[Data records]
--- start ---
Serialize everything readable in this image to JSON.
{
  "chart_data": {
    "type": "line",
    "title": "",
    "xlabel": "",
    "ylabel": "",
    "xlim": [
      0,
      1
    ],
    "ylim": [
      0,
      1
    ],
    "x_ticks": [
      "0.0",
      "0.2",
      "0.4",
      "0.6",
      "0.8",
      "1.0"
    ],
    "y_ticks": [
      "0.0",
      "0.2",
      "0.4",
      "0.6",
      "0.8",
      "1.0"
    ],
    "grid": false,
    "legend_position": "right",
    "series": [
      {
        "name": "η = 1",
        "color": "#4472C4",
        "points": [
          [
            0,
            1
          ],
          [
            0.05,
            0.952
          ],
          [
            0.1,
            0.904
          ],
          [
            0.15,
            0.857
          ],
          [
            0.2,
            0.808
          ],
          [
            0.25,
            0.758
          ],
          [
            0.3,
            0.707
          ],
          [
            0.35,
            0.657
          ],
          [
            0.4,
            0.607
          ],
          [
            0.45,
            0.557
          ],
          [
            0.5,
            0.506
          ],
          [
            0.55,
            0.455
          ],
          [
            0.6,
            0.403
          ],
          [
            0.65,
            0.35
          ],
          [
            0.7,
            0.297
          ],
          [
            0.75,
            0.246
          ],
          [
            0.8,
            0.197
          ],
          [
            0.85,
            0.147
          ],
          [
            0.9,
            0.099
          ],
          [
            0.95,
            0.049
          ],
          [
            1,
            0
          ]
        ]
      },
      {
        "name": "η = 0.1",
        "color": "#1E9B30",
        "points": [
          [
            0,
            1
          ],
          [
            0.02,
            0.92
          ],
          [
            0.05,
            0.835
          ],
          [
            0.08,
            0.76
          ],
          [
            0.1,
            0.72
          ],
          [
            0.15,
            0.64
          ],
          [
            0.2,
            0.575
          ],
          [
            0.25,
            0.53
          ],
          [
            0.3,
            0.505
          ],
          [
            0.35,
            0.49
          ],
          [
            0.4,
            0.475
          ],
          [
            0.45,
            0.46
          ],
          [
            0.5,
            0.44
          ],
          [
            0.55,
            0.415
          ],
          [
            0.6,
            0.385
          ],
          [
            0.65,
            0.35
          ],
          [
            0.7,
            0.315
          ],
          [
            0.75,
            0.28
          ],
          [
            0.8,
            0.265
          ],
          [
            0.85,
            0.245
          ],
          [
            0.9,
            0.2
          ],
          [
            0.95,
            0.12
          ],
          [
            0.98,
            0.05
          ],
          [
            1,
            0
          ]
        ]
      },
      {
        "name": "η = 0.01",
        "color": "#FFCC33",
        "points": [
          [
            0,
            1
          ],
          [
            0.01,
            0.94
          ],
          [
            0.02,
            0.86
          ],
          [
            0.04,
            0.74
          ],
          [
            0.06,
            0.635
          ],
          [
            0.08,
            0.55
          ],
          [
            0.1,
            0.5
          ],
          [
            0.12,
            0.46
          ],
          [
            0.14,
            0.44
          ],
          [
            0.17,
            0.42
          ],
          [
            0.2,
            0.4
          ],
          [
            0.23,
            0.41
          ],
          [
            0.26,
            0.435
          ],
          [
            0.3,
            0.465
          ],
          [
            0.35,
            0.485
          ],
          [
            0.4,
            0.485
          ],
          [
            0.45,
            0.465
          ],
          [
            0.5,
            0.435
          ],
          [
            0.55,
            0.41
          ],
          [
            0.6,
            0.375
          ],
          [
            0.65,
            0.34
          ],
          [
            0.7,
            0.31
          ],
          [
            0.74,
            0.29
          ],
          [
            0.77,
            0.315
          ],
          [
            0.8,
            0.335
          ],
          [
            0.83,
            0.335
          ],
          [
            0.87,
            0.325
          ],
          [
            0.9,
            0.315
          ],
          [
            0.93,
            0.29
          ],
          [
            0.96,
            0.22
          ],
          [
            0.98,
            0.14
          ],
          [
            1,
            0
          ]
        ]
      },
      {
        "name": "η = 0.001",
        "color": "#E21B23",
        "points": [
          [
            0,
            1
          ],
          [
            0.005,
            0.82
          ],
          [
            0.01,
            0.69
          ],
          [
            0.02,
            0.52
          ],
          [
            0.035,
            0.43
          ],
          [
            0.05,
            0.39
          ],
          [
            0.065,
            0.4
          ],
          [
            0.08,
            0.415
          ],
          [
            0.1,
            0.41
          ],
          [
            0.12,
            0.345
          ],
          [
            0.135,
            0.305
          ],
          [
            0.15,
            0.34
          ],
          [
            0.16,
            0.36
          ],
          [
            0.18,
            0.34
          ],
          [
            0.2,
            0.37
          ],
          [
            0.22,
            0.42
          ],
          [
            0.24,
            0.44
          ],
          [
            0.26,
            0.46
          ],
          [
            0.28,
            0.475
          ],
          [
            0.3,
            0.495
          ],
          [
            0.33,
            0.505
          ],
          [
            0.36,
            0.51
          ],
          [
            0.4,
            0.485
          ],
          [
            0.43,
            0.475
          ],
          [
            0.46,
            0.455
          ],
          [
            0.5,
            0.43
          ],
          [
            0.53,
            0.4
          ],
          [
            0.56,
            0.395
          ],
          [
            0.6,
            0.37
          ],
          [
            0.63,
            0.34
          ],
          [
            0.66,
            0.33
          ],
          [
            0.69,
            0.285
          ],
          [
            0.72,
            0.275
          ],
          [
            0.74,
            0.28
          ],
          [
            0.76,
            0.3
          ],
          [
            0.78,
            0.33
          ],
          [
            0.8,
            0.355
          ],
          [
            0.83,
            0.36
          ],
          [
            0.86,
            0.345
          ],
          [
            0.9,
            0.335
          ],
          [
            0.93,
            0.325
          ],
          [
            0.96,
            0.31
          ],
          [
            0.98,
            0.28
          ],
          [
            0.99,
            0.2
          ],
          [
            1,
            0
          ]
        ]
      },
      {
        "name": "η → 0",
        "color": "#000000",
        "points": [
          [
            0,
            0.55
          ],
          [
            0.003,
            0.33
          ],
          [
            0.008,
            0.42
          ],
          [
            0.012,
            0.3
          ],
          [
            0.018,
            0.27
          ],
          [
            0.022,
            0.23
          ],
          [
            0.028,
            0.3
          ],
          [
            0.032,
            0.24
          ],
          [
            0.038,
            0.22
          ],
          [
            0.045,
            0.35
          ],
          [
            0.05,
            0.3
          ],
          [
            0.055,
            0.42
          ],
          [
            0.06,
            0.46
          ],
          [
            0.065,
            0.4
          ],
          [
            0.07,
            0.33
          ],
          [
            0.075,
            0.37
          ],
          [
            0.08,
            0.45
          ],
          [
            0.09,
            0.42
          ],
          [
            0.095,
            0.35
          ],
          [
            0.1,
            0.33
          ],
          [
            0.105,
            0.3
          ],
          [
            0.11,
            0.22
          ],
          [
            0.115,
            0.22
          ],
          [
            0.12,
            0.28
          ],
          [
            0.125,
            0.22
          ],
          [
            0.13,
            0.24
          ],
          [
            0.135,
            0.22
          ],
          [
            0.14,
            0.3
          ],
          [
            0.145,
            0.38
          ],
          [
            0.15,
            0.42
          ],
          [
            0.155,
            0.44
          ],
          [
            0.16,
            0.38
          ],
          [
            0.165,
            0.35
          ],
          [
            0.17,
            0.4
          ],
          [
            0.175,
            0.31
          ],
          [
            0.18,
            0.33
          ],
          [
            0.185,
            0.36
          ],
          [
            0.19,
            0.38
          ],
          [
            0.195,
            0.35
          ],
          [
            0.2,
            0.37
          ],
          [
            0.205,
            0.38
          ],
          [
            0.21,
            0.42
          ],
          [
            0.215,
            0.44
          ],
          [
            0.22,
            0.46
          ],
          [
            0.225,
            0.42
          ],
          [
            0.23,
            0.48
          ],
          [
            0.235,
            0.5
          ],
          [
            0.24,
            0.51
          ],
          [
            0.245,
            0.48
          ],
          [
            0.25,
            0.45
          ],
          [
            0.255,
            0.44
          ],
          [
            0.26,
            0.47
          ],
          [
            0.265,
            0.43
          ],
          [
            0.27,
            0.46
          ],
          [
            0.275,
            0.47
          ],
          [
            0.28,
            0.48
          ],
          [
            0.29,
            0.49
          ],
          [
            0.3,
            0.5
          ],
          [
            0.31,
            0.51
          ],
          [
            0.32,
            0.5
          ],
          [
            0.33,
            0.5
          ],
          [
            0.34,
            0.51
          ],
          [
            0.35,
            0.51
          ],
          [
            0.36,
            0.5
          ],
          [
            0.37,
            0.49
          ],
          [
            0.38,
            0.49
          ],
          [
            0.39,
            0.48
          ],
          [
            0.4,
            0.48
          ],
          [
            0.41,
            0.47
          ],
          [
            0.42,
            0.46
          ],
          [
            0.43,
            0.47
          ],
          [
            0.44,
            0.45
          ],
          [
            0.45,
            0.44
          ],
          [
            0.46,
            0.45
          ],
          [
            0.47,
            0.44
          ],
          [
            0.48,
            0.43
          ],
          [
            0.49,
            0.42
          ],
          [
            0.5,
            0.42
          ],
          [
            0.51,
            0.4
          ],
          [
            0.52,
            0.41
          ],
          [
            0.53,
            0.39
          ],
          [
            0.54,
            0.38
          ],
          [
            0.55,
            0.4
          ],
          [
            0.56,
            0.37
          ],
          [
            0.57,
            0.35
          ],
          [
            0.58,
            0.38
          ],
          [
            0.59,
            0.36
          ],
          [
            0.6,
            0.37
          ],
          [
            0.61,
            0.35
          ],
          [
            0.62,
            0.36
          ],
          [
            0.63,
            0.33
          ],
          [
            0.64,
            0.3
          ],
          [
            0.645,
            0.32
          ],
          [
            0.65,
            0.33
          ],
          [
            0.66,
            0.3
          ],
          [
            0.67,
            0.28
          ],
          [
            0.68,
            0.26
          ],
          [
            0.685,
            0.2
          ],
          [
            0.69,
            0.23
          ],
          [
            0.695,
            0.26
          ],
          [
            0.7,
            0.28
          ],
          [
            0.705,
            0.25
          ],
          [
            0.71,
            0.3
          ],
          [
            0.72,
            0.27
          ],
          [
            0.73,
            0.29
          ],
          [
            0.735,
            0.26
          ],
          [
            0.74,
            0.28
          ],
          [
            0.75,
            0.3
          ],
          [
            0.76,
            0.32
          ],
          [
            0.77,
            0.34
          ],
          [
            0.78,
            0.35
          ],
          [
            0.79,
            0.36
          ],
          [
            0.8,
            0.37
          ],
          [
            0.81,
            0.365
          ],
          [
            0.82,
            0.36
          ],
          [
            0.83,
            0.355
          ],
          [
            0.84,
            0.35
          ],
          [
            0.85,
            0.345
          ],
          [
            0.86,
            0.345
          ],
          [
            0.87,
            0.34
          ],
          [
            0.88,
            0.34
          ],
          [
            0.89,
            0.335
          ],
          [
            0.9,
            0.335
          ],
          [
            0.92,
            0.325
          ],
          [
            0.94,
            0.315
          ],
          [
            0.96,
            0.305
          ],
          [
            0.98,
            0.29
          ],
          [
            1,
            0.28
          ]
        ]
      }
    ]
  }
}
--- end ---
--- start ---
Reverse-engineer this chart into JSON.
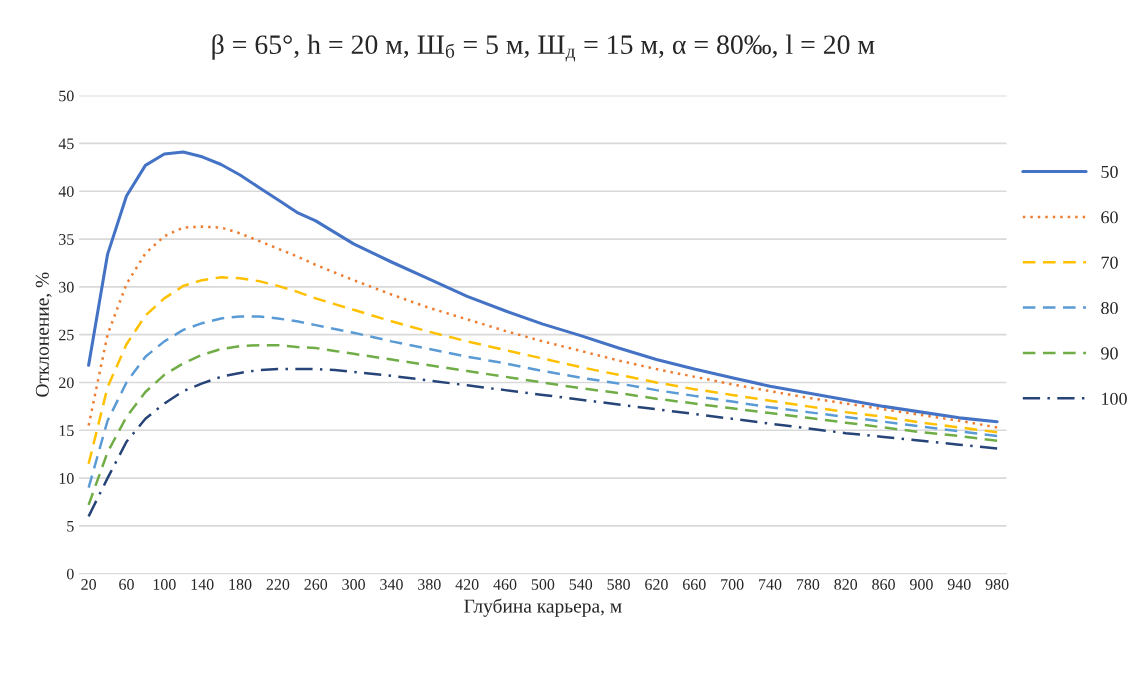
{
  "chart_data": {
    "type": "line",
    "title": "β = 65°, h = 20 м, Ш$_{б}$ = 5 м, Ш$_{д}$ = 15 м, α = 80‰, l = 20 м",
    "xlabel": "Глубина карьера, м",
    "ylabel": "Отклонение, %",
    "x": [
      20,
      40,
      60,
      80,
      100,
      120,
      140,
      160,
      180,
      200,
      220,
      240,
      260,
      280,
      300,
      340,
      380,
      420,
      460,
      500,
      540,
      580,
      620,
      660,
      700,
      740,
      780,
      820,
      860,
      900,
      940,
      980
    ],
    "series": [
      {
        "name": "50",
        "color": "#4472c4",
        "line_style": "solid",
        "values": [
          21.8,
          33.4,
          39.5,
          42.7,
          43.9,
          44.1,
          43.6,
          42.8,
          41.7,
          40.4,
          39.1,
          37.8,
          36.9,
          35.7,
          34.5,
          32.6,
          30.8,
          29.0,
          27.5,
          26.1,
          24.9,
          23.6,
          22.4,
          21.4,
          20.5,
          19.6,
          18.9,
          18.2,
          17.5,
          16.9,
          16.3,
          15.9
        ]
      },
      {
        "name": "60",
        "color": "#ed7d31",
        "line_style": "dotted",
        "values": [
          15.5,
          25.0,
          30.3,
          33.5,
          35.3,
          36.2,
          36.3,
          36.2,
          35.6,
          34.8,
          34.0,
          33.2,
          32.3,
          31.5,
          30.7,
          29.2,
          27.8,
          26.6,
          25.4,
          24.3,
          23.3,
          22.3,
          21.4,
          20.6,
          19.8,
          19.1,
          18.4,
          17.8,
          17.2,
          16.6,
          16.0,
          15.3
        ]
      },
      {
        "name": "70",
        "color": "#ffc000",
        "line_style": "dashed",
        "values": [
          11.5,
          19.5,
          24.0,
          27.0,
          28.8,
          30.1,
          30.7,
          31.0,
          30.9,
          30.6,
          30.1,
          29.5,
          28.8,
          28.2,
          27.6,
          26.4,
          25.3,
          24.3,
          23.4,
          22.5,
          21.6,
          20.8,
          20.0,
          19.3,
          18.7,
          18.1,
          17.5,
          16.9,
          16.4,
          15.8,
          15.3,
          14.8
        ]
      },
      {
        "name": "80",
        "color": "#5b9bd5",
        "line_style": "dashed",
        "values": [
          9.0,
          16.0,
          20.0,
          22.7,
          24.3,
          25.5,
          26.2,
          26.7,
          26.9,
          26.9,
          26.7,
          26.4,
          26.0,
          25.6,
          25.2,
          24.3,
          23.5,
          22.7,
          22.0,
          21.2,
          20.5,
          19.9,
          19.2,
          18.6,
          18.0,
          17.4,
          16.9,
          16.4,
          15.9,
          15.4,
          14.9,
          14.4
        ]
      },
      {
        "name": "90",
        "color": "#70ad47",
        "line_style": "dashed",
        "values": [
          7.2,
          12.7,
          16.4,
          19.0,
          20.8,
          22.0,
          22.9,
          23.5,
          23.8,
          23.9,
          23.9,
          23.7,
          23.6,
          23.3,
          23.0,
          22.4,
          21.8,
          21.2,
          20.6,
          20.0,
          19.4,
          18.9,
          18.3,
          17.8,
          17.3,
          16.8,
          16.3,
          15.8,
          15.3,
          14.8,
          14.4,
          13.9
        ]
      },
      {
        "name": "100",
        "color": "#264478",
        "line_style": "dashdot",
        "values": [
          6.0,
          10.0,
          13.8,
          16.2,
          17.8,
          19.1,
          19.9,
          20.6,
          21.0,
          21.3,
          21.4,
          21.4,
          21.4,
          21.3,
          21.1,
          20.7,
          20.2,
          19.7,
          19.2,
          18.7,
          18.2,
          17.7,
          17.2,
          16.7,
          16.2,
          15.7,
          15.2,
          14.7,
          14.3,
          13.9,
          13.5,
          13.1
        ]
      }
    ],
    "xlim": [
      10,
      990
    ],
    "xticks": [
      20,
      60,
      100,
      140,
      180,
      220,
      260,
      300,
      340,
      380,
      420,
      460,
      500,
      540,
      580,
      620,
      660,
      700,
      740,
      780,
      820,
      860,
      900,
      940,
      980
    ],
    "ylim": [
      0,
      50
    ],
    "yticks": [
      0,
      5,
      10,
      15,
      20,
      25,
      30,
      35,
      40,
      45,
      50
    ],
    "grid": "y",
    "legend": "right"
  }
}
--- end ---
--- start ---
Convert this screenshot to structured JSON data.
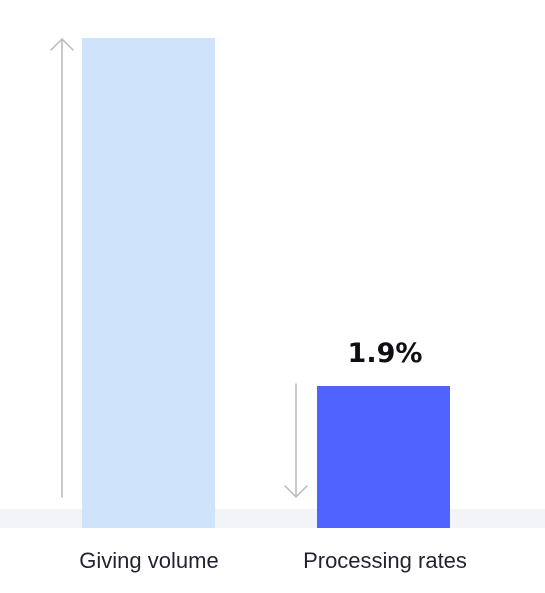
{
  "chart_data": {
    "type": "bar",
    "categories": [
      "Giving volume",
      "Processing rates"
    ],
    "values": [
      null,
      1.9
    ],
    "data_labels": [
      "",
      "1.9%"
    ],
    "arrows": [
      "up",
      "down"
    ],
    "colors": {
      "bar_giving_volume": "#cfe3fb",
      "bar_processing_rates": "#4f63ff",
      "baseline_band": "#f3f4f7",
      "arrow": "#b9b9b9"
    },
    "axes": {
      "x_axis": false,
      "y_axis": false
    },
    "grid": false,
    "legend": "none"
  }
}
--- end ---
What you need to do → Gather all lines from the records above in which "title" appears.

Solution for this task →
    "title": "",
    "title": "β = 65°, h = 20 м, Ш$_{б}$ = 5 м, Ш$_{д}$ = 15 м, α = 80‰, l = 20 м",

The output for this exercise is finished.